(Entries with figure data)
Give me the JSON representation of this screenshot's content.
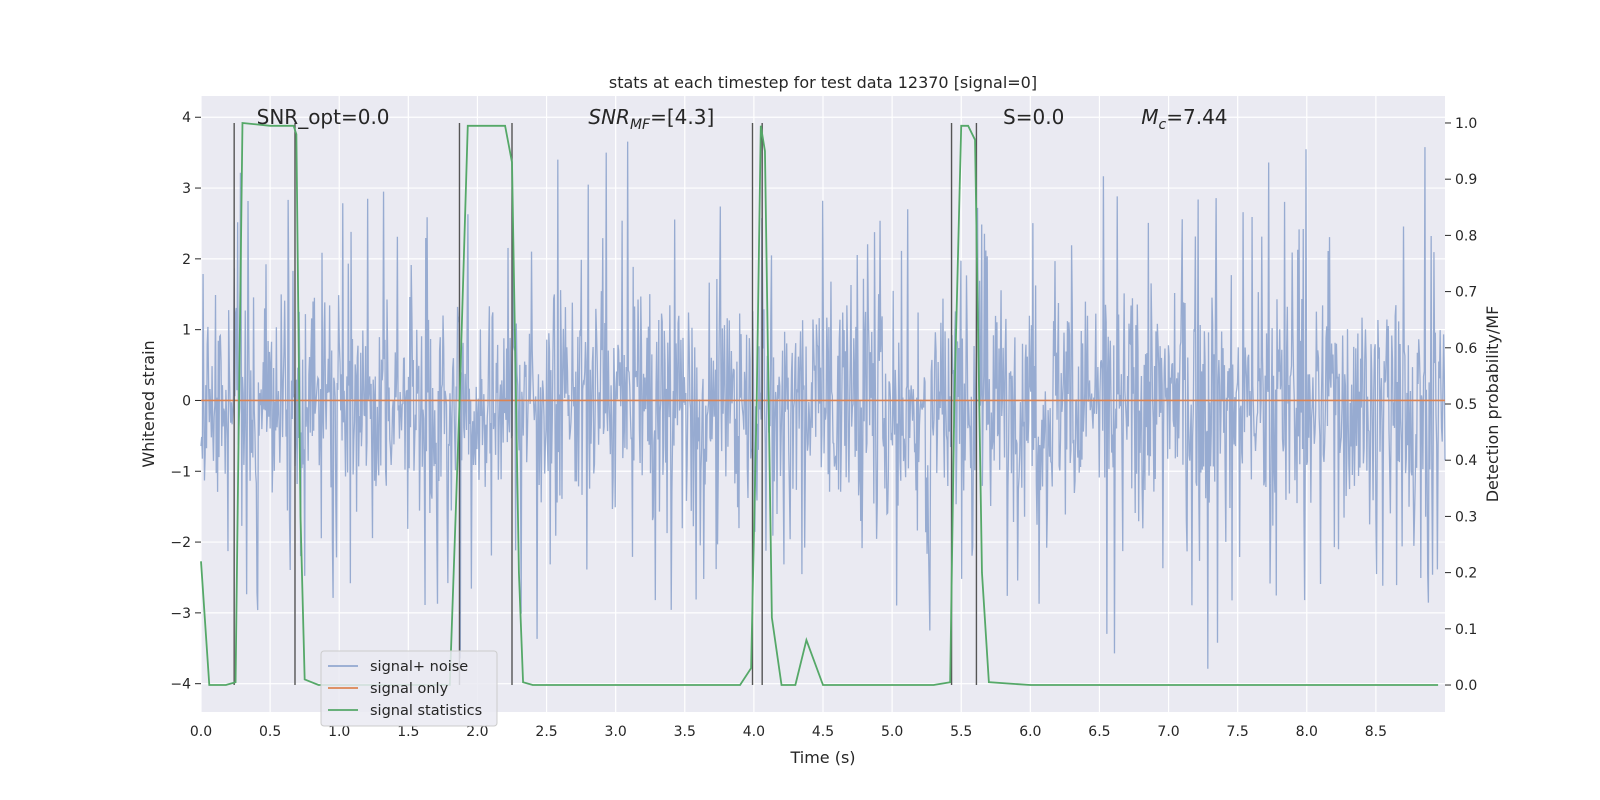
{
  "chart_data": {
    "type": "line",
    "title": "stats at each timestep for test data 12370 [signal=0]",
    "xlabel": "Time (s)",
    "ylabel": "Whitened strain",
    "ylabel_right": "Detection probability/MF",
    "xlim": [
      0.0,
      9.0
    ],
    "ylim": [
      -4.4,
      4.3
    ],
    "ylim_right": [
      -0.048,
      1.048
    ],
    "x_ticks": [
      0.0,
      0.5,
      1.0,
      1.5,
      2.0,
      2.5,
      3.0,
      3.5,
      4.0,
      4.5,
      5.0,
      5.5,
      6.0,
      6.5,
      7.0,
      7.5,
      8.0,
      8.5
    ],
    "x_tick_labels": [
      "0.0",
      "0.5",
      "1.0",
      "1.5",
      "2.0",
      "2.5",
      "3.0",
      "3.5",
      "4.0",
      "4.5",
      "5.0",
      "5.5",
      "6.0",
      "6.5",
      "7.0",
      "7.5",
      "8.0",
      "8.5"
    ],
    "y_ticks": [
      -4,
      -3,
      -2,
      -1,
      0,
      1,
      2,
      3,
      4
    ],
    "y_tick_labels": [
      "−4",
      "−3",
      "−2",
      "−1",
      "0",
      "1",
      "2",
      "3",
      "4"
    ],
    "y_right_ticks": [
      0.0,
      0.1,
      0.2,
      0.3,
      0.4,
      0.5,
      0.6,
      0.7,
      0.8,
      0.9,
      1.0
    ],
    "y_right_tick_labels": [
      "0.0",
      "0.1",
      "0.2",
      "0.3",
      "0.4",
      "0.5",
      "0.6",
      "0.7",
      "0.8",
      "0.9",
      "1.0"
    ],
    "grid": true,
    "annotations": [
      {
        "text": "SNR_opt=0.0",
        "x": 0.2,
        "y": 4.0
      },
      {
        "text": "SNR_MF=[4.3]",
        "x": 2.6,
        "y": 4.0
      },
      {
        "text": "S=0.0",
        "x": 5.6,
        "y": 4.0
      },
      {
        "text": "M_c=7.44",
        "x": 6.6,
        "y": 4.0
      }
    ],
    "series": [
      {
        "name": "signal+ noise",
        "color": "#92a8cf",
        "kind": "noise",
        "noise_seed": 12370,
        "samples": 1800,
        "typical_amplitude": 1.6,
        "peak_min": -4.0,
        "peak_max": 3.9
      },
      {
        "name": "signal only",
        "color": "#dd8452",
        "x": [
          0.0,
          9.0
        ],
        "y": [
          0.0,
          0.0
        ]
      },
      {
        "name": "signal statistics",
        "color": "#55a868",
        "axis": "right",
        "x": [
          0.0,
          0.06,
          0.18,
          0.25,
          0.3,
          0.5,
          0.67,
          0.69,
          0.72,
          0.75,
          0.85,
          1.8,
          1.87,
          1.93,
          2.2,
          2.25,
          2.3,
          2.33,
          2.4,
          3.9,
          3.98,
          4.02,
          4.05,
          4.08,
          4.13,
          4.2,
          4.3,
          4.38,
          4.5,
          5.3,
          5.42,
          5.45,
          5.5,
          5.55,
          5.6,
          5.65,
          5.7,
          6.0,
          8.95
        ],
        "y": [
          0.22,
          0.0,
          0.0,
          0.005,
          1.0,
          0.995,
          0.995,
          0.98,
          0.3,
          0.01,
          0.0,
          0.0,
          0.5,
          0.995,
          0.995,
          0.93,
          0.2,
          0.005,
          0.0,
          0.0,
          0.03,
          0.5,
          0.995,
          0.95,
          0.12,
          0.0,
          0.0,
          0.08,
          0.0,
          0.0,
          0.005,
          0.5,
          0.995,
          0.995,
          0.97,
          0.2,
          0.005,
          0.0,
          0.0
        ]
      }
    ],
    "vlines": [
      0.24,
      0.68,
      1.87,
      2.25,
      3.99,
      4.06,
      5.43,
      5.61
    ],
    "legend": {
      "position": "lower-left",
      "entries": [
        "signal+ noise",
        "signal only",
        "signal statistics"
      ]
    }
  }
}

[Aim of the task] Go through the preceding material and copy each line that has the word "color".

[Reply to the exercise]
        "color": "#92a8cf",
        "color": "#dd8452",
        "color": "#55a868",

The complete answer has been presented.